REQUIRED WORK.
Lines containing the word "소외계층" are the ones to copy from the records below.

***** THE INPUT *****

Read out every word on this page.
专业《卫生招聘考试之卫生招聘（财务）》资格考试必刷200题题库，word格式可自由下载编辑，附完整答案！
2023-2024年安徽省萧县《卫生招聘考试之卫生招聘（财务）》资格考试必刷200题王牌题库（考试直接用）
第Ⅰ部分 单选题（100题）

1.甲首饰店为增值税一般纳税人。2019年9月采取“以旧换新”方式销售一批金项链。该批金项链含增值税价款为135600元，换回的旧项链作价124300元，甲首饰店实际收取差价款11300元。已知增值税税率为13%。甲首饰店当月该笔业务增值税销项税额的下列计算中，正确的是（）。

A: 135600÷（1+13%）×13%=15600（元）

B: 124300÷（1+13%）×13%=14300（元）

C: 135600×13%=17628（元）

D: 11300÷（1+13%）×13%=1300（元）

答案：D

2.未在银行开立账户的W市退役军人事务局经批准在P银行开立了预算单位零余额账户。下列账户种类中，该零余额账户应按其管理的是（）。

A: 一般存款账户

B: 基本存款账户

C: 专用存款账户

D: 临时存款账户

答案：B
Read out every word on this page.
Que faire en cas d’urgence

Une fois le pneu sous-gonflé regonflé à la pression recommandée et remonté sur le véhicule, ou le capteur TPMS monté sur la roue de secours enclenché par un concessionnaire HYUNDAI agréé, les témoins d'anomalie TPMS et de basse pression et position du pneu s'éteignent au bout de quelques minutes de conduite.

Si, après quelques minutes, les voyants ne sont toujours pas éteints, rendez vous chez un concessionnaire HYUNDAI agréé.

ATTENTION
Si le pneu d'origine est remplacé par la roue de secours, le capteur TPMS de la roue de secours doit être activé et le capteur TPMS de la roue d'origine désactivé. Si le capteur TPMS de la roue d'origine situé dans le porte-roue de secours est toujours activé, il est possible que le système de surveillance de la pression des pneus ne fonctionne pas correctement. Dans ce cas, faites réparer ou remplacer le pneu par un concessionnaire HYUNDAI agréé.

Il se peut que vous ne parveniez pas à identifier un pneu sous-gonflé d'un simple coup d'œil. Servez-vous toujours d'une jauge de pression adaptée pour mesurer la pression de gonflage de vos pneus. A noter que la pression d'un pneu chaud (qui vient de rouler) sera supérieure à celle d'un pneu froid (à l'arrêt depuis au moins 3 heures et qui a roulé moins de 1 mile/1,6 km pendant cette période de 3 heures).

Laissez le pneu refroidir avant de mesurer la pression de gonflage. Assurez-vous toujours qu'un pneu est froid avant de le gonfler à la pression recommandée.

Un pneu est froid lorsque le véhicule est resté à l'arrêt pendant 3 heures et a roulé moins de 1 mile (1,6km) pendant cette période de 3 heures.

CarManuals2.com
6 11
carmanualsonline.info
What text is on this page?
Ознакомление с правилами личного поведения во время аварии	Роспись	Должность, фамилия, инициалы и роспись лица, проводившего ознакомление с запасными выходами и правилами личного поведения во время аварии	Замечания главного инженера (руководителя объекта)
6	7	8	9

*****
***** THE INPUT *****

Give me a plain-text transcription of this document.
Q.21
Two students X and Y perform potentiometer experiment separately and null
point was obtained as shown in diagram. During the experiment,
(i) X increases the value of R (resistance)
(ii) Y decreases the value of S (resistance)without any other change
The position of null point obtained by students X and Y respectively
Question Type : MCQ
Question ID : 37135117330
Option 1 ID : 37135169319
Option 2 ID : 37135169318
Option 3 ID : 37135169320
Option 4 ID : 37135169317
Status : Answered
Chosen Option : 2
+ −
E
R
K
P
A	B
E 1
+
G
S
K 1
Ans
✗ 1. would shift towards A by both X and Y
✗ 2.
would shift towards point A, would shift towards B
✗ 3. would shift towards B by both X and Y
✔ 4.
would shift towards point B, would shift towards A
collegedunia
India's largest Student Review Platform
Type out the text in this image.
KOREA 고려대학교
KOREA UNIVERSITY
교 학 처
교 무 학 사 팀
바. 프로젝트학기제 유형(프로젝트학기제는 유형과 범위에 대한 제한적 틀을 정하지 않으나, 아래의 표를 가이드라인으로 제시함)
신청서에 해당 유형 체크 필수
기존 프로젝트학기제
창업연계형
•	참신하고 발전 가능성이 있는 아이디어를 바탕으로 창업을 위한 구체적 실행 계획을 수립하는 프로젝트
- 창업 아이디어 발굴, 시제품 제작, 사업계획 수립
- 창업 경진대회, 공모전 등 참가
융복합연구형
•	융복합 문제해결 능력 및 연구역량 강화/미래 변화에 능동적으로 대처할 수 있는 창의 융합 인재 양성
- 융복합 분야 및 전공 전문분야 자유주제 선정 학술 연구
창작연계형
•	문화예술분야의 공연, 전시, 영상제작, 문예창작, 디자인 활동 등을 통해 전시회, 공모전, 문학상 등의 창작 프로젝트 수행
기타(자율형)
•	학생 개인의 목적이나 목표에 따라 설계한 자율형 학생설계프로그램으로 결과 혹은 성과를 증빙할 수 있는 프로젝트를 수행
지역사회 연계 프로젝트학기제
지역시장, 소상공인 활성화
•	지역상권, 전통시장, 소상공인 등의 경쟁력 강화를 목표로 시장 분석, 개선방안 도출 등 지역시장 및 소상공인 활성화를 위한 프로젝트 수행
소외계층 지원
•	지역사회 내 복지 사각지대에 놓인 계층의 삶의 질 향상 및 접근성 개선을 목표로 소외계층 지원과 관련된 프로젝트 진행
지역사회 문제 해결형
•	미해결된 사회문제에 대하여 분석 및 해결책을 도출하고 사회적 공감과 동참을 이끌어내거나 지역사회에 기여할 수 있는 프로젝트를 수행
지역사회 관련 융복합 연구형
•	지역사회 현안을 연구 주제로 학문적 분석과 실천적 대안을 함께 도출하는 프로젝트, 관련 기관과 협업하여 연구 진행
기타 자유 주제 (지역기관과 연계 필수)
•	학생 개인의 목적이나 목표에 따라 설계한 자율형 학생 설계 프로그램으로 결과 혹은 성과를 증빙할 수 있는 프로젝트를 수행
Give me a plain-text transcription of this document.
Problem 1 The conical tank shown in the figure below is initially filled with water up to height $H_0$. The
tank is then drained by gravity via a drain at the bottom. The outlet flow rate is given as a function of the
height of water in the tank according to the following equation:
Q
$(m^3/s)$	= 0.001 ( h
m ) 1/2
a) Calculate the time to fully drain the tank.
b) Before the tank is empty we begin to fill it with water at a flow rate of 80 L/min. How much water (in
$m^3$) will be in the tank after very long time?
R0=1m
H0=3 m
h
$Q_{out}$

*****

FINAL RESULT.
소외계층 지원
•	지역사회 내 복지 사각지대에 놓인 계층의 삶의 질 향상 및 접근성 개선을 목표로 소외계층 지원과 관련된 프로젝트 진행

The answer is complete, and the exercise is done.